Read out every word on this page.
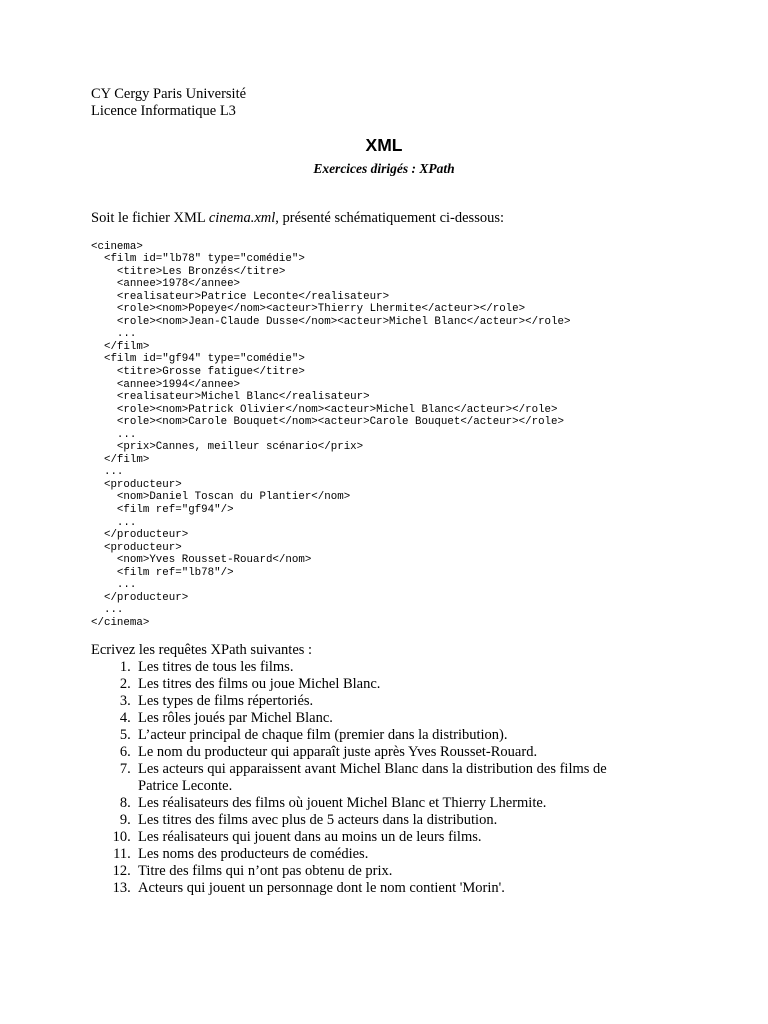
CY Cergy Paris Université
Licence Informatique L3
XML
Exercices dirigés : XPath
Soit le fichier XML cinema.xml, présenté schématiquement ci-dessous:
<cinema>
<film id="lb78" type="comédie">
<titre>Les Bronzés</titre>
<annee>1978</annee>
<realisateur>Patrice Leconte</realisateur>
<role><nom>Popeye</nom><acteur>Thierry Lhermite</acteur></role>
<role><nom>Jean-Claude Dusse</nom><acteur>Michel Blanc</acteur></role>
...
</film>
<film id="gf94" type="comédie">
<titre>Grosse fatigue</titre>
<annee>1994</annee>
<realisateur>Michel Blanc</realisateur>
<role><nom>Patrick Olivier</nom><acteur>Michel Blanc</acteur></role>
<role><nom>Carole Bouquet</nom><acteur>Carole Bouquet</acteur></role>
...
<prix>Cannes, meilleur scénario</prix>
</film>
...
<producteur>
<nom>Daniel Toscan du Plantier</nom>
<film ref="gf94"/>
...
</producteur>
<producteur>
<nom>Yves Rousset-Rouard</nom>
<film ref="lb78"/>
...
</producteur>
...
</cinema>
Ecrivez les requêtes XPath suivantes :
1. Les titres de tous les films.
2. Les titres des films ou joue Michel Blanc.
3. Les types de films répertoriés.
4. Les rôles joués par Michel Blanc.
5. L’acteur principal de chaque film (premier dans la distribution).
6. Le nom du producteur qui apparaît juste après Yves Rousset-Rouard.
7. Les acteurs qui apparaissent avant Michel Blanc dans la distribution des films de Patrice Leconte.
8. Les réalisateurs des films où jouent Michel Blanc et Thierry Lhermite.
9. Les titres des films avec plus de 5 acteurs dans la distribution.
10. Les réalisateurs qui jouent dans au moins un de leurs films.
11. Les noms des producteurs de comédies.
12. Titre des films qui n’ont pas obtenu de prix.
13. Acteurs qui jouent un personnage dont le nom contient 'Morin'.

- - - - -

● Request:
Repeat the listing verbatim. Skip the pictures.

● Result:
Read out every word on this page.
CY Cergy Paris Université
Licence Informatique L3
XML
Exercices dirigés : XPath
Soit le fichier XML cinema.xml, présenté schématiquement ci-dessous:
<cinema>
<film id="lb78" type="comédie">
<titre>Les Bronzés</titre>
<annee>1978</annee>
<realisateur>Patrice Leconte</realisateur>
<role><nom>Popeye</nom><acteur>Thierry Lhermite</acteur></role>
<role><nom>Jean-Claude Dusse</nom><acteur>Michel Blanc</acteur></role>
...
</film>
<film id="gf94" type="comédie">
<titre>Grosse fatigue</titre>
<annee>1994</annee>
<realisateur>Michel Blanc</realisateur>
<role><nom>Patrick Olivier</nom><acteur>Michel Blanc</acteur></role>
<role><nom>Carole Bouquet</nom><acteur>Carole Bouquet</acteur></role>
...
<prix>Cannes, meilleur scénario</prix>
</film>
...
<producteur>
<nom>Daniel Toscan du Plantier</nom>
<film ref="gf94"/>
...
</producteur>
<producteur>
<nom>Yves Rousset-Rouard</nom>
<film ref="lb78"/>
...
</producteur>
...
</cinema>
Ecrivez les requêtes XPath suivantes :
1. Les titres de tous les films.
2. Les titres des films ou joue Michel Blanc.
3. Les types de films répertoriés.
4. Les rôles joués par Michel Blanc.
5. L’acteur principal de chaque film (premier dans la distribution).
6. Le nom du producteur qui apparaît juste après Yves Rousset-Rouard.
7. Les acteurs qui apparaissent avant Michel Blanc dans la distribution des films de Patrice Leconte.
8. Les réalisateurs des films où jouent Michel Blanc et Thierry Lhermite.
9. Les titres des films avec plus de 5 acteurs dans la distribution.
10. Les réalisateurs qui jouent dans au moins un de leurs films.
11. Les noms des producteurs de comédies.
12. Titre des films qui n’ont pas obtenu de prix.
13. Acteurs qui jouent un personnage dont le nom contient 'Morin'.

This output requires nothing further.